#### [Task directions]
Copy the line with "OCR this image." and all lines following it through the last line of the entries, exactly as written.

#### [Data in this exercise]
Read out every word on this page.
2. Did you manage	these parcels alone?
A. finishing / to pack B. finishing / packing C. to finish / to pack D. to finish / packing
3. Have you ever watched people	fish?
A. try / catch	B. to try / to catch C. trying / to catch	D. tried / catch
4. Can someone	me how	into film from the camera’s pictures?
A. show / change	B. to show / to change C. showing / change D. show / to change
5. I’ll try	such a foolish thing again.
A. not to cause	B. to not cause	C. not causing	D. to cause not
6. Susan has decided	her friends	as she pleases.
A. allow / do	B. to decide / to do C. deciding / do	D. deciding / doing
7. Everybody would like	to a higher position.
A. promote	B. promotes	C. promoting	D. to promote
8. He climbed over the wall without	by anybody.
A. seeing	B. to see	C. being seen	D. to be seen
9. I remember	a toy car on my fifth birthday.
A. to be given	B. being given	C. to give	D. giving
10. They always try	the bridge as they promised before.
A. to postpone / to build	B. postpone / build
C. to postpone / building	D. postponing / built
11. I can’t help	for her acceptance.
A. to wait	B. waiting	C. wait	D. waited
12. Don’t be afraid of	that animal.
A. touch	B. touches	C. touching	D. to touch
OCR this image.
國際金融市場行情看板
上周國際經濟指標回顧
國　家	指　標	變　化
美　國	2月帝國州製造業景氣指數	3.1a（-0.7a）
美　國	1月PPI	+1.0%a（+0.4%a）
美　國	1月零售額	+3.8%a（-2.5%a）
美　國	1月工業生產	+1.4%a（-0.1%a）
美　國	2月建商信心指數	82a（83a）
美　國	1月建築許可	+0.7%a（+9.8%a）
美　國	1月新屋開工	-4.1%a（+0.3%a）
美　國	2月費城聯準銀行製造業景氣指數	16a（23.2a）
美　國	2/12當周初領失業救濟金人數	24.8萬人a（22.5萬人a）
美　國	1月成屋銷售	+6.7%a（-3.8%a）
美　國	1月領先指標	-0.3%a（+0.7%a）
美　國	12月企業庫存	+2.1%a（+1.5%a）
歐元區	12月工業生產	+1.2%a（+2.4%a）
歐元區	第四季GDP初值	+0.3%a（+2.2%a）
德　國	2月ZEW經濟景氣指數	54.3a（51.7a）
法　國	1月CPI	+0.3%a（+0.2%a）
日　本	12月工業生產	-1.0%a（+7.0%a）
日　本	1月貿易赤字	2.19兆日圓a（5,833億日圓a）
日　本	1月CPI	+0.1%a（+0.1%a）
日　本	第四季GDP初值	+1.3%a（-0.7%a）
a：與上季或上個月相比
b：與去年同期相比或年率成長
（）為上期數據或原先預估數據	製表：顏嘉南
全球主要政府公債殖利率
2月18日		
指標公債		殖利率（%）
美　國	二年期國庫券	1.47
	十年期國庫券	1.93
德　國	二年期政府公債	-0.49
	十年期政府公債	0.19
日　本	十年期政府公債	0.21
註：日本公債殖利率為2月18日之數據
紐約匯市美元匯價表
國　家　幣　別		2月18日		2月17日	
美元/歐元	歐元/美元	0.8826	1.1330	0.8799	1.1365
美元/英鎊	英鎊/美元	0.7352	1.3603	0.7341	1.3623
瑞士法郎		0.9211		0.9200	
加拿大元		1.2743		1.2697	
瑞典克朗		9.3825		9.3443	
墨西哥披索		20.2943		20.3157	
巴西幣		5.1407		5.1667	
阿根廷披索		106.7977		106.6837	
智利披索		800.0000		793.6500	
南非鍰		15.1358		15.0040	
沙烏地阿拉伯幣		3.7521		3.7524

#### [Solution below]
OCR this image.
國際金融市場行情看板
上周國際經濟指標回顧
國　家	指　標	變　化
美　國	2月帝國州製造業景氣指數	3.1a（-0.7a）
美　國	1月PPI	+1.0%a（+0.4%a）
美　國	1月零售額	+3.8%a（-2.5%a）
美　國	1月工業生產	+1.4%a（-0.1%a）
美　國	2月建商信心指數	82a（83a）
美　國	1月建築許可	+0.7%a（+9.8%a）
美　國	1月新屋開工	-4.1%a（+0.3%a）
美　國	2月費城聯準銀行製造業景氣指數	16a（23.2a）
美　國	2/12當周初領失業救濟金人數	24.8萬人a（22.5萬人a）
美　國	1月成屋銷售	+6.7%a（-3.8%a）
美　國	1月領先指標	-0.3%a（+0.7%a）
美　國	12月企業庫存	+2.1%a（+1.5%a）
歐元區	12月工業生產	+1.2%a（+2.4%a）
歐元區	第四季GDP初值	+0.3%a（+2.2%a）
德　國	2月ZEW經濟景氣指數	54.3a（51.7a）
法　國	1月CPI	+0.3%a（+0.2%a）
日　本	12月工業生產	-1.0%a（+7.0%a）
日　本	1月貿易赤字	2.19兆日圓a（5,833億日圓a）
日　本	1月CPI	+0.1%a（+0.1%a）
日　本	第四季GDP初值	+1.3%a（-0.7%a）
a：與上季或上個月相比
b：與去年同期相比或年率成長
（）為上期數據或原先預估數據	製表：顏嘉南
全球主要政府公債殖利率
2月18日		
指標公債		殖利率（%）
美　國	二年期國庫券	1.47
	十年期國庫券	1.93
德　國	二年期政府公債	-0.49
	十年期政府公債	0.19
日　本	十年期政府公債	0.21
註：日本公債殖利率為2月18日之數據
紐約匯市美元匯價表
國　家　幣　別		2月18日		2月17日	
美元/歐元	歐元/美元	0.8826	1.1330	0.8799	1.1365
美元/英鎊	英鎊/美元	0.7352	1.3603	0.7341	1.3623
瑞士法郎		0.9211		0.9200	
加拿大元		1.2743		1.2697	
瑞典克朗		9.3825		9.3443	
墨西哥披索		20.2943		20.3157	
巴西幣		5.1407		5.1667	
阿根廷披索		106.7977		106.6837	
智利披索		800.0000		793.6500	
南非鍰		15.1358		15.0040	
沙烏地阿拉伯幣		3.7521		3.7524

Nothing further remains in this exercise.